GIVEN RECORDS:
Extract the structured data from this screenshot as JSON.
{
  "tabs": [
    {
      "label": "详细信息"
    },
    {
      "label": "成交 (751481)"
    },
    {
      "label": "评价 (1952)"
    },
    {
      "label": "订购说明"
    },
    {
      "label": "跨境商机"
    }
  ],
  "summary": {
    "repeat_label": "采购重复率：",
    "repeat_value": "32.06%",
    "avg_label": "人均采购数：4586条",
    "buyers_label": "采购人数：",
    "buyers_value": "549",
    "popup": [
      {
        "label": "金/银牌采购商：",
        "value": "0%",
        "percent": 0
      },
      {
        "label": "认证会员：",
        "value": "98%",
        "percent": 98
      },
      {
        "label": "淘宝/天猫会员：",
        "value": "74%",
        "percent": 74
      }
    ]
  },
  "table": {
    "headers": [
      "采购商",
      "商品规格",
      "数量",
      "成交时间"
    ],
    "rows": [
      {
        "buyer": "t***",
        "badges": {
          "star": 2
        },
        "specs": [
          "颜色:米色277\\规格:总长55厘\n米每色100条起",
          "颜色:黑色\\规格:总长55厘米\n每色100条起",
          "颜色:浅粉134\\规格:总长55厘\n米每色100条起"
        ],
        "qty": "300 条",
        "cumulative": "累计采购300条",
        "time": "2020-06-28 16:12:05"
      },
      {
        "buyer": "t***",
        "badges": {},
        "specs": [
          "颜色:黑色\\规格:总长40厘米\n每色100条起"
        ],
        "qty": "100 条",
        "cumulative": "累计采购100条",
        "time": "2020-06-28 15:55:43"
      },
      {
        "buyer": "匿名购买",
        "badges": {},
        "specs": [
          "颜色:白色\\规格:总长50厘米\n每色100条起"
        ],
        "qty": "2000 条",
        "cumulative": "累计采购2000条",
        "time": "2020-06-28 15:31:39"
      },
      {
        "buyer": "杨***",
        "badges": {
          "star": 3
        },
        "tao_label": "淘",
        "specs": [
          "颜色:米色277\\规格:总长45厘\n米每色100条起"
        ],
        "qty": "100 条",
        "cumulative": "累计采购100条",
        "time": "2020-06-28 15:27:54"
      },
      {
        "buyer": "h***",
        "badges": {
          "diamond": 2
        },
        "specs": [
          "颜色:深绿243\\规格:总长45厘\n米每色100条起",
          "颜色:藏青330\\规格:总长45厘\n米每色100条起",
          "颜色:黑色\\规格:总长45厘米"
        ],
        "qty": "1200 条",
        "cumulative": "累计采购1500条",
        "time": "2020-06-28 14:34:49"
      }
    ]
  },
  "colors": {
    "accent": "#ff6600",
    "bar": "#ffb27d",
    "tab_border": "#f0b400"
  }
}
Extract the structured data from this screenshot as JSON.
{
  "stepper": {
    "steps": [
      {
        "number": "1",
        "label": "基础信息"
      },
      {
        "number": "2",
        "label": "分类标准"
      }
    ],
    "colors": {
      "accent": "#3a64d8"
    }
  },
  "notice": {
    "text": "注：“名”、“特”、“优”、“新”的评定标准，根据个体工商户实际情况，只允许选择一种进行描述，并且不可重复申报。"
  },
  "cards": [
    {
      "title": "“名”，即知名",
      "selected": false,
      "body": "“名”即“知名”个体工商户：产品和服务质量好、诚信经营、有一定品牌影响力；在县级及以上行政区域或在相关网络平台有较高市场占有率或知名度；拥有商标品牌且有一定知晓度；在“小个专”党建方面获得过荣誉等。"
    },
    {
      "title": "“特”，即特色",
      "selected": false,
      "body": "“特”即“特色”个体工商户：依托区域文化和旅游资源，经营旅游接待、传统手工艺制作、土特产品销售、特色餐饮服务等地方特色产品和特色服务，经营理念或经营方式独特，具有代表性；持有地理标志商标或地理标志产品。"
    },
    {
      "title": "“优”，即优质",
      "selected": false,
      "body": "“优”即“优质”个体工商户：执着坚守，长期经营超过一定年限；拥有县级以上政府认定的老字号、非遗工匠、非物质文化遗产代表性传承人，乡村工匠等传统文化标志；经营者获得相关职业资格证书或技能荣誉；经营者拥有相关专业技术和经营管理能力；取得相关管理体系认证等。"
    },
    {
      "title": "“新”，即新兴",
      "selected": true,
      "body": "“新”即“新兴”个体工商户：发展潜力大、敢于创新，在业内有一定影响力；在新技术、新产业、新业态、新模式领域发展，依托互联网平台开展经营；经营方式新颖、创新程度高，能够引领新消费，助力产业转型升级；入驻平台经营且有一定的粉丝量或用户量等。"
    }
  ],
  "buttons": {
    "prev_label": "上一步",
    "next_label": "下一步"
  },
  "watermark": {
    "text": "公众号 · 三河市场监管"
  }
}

SET TASK: Search the listing for the word "title" and return each line that holds it.

REPLY:
      "title": "“名”，即知名",
      "title": "“特”，即特色",
      "title": "“优”，即优质",
      "title": "“新”，即新兴",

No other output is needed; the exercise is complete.